■ WHAT YOU NEED TO DO
Scan the listing and work out how many lines contain the word "ชาเล". Nothing but the number should be given.

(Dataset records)
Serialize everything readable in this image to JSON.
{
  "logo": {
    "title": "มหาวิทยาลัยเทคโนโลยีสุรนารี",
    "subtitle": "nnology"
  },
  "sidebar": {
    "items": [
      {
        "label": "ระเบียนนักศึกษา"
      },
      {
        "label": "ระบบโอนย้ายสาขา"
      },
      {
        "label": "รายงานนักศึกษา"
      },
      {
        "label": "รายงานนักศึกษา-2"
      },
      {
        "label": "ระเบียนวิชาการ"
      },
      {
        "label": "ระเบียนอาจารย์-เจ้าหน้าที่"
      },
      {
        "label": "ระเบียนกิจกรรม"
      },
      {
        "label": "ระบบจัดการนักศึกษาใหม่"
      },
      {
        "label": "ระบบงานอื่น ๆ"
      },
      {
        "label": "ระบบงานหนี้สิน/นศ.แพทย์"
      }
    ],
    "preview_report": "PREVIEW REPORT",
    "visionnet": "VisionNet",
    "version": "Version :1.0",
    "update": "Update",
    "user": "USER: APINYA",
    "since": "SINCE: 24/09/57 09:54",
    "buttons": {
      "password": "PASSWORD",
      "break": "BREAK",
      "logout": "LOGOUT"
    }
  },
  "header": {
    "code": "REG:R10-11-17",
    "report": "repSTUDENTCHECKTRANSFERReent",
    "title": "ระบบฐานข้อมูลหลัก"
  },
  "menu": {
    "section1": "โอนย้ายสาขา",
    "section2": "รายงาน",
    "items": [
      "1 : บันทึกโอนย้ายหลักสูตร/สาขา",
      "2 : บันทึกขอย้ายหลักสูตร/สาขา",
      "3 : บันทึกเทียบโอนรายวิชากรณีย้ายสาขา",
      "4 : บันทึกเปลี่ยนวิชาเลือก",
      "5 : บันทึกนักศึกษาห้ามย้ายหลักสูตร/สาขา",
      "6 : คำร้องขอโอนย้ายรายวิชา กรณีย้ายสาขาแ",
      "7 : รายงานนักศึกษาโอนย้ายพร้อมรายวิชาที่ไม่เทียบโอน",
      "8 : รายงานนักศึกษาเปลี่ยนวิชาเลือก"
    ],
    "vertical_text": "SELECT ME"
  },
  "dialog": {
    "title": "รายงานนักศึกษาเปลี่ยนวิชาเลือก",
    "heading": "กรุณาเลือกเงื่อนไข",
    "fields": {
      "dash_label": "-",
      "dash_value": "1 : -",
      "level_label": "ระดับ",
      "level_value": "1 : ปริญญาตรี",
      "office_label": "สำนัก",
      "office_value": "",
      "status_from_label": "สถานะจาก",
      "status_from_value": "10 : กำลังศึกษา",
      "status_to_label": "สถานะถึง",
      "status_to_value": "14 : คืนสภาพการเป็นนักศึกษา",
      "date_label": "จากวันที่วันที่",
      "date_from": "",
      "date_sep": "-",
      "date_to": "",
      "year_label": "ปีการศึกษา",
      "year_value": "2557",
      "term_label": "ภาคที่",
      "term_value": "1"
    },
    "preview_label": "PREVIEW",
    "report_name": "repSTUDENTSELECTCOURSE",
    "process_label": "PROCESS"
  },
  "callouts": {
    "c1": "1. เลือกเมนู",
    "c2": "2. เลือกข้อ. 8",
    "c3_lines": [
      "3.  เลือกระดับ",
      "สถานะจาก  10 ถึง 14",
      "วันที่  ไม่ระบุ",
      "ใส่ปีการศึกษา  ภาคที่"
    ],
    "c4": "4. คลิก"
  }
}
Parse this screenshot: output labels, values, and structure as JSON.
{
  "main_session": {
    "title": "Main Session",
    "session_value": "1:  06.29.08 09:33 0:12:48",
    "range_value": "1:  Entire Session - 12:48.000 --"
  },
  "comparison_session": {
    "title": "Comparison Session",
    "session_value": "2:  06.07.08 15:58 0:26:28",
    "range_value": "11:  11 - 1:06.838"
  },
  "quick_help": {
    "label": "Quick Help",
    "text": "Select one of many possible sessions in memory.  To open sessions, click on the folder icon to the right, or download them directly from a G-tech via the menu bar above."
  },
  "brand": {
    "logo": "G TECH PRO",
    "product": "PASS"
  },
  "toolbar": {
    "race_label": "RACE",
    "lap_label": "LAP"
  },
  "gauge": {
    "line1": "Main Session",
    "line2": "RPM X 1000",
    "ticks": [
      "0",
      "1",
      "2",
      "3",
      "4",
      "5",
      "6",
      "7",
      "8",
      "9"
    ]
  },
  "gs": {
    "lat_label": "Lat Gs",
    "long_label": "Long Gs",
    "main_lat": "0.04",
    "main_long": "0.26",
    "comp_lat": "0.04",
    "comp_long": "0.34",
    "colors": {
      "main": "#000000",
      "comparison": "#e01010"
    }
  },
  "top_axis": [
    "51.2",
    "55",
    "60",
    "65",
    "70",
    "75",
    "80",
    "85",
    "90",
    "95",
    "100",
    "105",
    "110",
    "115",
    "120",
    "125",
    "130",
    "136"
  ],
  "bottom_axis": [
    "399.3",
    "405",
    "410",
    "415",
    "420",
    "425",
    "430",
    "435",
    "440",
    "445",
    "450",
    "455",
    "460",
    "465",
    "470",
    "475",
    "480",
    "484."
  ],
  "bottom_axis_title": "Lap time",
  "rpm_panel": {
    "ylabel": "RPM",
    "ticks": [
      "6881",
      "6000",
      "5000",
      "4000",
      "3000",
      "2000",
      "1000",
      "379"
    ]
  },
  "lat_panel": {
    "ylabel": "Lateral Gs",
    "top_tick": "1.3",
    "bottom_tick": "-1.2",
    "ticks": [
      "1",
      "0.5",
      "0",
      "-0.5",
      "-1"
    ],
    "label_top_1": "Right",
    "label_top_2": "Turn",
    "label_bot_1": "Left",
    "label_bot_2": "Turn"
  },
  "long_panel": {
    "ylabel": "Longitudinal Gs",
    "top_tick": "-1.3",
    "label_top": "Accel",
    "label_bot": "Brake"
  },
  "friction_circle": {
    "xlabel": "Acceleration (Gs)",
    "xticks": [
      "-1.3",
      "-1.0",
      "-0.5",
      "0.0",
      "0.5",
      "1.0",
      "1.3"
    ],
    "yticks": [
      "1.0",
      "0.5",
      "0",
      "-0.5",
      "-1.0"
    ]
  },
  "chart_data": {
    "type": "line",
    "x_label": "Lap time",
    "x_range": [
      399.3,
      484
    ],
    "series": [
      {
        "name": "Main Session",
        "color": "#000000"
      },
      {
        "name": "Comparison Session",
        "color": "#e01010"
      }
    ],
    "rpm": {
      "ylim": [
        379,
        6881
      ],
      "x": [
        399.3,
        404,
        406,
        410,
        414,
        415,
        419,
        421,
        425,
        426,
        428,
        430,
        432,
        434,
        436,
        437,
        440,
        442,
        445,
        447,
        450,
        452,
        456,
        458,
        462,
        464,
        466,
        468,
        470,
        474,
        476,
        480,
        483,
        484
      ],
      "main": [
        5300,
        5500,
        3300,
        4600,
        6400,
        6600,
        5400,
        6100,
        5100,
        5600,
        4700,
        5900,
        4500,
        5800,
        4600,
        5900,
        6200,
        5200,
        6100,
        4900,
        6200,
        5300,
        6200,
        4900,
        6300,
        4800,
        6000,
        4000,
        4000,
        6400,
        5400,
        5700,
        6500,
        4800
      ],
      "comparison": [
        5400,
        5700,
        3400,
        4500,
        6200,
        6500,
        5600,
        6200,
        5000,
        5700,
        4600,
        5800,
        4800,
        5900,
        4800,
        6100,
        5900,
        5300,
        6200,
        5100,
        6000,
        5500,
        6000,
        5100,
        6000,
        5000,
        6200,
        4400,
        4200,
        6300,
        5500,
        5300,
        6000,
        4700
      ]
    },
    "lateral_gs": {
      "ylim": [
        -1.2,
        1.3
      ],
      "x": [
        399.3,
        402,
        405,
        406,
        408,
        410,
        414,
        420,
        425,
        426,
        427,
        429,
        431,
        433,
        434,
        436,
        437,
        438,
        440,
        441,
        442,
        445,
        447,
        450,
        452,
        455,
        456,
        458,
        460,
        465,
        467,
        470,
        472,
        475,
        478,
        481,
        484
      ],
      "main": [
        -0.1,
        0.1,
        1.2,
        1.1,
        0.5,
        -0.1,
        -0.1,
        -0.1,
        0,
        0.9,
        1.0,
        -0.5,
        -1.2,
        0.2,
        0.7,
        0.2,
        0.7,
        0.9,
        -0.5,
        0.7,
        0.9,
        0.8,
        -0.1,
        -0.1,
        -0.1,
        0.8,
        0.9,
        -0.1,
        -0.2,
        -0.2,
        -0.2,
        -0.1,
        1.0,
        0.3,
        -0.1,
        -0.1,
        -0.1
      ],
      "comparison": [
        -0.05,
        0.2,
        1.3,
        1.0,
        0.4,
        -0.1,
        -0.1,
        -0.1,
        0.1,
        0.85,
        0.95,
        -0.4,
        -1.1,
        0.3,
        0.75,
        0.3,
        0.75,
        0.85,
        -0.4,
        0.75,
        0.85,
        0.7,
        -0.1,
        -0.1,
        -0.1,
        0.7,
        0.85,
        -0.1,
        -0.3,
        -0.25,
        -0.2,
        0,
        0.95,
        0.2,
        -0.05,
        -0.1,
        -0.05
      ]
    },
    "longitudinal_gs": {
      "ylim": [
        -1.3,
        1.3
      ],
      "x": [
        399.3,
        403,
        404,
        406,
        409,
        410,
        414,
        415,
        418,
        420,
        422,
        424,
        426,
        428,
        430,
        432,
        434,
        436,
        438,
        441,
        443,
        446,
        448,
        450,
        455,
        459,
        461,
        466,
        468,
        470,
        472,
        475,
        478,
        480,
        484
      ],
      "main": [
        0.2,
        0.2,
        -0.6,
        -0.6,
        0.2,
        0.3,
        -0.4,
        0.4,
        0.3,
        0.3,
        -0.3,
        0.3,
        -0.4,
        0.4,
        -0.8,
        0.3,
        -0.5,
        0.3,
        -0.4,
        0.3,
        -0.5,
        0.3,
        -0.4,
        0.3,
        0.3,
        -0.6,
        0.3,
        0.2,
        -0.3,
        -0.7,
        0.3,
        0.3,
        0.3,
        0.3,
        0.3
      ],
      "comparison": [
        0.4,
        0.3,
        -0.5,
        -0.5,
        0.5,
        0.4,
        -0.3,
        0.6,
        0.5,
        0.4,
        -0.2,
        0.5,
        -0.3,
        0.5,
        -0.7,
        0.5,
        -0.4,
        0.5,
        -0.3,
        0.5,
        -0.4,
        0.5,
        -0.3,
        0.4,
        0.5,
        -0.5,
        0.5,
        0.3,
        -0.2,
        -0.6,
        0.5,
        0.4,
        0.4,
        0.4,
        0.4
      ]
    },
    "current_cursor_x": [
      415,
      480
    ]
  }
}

■ RESPONSE
3